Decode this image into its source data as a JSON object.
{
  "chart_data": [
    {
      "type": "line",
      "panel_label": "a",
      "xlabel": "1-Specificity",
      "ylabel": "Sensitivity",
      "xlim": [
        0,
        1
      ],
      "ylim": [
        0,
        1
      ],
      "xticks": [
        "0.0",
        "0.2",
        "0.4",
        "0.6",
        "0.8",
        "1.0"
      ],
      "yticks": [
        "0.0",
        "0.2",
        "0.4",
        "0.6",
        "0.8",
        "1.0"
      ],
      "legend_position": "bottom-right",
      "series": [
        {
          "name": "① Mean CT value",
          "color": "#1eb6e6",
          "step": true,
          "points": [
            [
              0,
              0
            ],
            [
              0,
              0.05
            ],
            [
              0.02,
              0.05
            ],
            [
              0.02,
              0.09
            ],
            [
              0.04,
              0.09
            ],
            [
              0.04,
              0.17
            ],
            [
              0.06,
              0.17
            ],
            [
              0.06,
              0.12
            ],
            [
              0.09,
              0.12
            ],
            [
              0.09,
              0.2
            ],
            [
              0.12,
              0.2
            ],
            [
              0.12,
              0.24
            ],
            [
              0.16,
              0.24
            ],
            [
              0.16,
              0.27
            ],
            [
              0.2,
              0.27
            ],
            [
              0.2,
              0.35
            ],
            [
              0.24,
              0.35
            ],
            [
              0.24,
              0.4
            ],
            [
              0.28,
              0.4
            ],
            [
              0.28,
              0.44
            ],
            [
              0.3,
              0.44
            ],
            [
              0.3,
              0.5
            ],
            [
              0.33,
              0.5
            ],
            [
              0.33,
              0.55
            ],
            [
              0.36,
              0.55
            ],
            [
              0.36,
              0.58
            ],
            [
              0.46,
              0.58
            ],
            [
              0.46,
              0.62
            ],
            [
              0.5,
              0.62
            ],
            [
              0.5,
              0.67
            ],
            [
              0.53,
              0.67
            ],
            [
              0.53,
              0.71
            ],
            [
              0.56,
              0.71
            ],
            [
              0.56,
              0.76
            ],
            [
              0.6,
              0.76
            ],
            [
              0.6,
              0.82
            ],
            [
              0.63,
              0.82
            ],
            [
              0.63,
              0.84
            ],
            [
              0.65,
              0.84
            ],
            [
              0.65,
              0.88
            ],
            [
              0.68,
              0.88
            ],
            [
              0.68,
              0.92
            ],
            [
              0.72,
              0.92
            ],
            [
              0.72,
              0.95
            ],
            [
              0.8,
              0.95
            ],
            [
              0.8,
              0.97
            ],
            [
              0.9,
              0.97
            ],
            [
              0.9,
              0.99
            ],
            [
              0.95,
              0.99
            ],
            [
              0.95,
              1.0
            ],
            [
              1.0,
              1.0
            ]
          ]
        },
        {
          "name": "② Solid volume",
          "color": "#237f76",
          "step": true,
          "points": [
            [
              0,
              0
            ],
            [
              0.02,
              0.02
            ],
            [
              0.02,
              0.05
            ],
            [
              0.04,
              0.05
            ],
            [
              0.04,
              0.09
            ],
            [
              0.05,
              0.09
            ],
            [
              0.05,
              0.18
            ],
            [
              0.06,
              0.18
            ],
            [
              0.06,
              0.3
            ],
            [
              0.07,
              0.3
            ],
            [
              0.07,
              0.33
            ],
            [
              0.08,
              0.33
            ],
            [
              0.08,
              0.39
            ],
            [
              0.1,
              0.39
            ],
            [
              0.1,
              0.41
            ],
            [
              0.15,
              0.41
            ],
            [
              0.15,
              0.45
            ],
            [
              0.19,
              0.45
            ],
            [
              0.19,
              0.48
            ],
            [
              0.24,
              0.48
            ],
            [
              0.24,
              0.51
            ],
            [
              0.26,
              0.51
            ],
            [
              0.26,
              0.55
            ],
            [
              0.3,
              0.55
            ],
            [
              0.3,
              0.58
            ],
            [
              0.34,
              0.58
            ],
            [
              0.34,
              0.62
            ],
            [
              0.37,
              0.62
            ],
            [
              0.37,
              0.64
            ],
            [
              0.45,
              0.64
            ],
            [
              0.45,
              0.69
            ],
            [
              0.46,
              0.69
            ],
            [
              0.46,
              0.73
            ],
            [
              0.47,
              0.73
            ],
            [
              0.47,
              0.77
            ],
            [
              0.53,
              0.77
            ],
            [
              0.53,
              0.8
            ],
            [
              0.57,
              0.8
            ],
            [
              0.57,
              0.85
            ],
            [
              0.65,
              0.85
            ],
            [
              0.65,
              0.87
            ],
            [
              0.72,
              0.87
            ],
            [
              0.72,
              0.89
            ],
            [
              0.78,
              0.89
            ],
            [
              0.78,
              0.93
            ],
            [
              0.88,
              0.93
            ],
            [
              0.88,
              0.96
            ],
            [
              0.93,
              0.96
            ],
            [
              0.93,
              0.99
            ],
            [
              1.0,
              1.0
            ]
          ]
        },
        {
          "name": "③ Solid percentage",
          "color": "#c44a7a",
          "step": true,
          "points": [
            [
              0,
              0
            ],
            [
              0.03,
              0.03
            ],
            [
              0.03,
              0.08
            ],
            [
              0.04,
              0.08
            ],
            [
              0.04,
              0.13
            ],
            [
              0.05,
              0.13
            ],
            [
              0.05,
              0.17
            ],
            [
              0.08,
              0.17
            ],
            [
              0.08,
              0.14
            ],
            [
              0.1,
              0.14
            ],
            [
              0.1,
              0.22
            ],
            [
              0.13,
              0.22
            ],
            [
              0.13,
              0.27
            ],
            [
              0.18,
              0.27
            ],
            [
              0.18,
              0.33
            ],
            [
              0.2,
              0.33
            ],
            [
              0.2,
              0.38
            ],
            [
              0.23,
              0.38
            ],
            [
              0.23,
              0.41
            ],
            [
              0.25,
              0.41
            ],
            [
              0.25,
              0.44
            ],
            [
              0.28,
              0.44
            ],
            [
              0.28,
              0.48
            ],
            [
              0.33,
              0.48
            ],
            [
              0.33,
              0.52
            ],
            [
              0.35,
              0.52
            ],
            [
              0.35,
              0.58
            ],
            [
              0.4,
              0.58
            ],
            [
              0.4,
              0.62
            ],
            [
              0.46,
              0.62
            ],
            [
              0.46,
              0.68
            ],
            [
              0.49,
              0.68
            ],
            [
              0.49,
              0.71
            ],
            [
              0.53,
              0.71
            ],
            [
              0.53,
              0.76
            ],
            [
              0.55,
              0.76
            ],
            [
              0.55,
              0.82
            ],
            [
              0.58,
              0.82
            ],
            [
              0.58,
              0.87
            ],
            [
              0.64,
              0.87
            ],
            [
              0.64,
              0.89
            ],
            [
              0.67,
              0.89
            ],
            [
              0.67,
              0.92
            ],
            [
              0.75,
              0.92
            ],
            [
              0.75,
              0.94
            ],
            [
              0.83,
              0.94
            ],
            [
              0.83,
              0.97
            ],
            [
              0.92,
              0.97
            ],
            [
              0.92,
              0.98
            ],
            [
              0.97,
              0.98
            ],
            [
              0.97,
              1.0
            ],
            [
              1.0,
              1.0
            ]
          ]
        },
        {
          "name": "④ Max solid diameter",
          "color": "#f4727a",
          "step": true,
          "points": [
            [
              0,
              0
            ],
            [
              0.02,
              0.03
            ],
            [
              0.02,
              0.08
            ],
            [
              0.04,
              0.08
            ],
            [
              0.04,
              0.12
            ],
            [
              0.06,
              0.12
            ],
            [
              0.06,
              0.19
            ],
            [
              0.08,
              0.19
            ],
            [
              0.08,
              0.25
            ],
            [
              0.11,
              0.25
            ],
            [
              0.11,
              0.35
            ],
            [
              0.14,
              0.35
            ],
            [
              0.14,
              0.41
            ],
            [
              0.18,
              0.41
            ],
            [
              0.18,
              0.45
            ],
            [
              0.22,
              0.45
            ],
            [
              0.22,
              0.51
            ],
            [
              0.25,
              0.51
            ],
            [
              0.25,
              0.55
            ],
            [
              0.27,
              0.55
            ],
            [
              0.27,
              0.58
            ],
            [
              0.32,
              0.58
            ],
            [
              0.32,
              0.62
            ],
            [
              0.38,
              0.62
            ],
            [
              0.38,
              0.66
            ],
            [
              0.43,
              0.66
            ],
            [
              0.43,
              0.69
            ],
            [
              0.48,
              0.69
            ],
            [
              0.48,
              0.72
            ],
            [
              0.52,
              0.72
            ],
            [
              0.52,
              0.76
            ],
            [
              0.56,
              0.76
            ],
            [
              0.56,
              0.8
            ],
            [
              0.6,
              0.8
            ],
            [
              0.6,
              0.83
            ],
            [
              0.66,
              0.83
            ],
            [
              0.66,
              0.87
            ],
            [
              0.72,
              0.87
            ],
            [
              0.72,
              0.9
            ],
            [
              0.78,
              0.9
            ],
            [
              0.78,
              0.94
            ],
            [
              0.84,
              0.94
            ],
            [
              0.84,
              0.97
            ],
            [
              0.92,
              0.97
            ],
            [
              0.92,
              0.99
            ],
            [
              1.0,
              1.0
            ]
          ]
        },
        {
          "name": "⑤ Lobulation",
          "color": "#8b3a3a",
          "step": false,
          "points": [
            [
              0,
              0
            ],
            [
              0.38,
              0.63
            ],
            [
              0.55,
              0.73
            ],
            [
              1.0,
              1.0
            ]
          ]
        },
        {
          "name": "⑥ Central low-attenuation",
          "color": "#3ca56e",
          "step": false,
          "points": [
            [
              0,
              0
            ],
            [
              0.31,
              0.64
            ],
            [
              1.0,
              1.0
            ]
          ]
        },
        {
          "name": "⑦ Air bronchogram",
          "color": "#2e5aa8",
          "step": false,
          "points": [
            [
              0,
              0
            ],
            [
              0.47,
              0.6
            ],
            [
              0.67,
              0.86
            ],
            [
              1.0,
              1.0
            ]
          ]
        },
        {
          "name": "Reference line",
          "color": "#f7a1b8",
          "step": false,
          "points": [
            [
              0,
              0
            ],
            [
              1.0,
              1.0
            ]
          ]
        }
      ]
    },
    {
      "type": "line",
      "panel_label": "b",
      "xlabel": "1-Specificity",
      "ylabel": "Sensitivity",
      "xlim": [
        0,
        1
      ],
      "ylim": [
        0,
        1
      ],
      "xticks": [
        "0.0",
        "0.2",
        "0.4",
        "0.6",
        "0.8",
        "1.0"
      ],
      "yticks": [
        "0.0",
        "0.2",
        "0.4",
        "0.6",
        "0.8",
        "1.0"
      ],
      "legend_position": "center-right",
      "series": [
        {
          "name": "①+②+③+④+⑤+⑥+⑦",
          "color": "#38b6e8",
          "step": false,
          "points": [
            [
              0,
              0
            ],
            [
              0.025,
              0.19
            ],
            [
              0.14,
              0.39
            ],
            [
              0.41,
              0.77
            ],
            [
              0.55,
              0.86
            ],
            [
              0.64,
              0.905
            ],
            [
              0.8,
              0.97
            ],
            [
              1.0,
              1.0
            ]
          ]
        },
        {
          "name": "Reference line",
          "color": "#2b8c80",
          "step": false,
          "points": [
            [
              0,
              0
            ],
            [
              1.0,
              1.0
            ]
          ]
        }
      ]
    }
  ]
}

────────

■ **STATED EXERCISE**: Among the entries above, how many lines hold the word "color"? Reply with only that number.

■ **CORRECT OUTPUT**: 10